++++ Input records
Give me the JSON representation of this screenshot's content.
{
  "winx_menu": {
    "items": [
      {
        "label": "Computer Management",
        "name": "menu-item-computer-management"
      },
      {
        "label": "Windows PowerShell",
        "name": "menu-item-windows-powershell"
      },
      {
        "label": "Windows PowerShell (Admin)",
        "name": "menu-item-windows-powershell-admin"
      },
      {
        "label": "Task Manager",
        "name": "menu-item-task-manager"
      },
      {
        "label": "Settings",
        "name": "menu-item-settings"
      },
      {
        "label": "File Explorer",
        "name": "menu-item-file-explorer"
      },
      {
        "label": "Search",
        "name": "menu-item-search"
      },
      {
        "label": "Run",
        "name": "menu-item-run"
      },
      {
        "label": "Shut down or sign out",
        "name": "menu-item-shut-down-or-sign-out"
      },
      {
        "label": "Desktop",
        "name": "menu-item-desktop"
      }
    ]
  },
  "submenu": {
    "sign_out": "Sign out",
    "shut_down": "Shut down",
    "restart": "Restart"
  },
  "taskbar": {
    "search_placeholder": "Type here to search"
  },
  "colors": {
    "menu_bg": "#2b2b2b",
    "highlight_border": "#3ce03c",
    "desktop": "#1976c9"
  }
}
++++++++
++++ Input records
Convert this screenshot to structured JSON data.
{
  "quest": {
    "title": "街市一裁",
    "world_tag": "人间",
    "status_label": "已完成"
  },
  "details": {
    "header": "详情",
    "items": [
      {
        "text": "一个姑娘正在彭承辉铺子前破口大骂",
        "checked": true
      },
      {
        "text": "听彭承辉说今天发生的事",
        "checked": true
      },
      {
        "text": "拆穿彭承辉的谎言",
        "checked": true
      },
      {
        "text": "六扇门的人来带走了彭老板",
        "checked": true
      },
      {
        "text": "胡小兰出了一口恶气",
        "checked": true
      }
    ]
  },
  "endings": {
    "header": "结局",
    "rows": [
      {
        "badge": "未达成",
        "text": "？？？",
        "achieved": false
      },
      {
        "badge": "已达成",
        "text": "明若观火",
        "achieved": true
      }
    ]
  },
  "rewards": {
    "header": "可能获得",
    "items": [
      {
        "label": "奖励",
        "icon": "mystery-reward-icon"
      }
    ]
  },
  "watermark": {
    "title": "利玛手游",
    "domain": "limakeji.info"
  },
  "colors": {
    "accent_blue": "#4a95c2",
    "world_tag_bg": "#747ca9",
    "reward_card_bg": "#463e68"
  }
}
++++++++
Written request:
Which lines in the records above contain the string "screenshot"? Copy each one.

Written solution:
Give me the JSON representation of this screenshot's content.
Convert this screenshot to structured JSON data.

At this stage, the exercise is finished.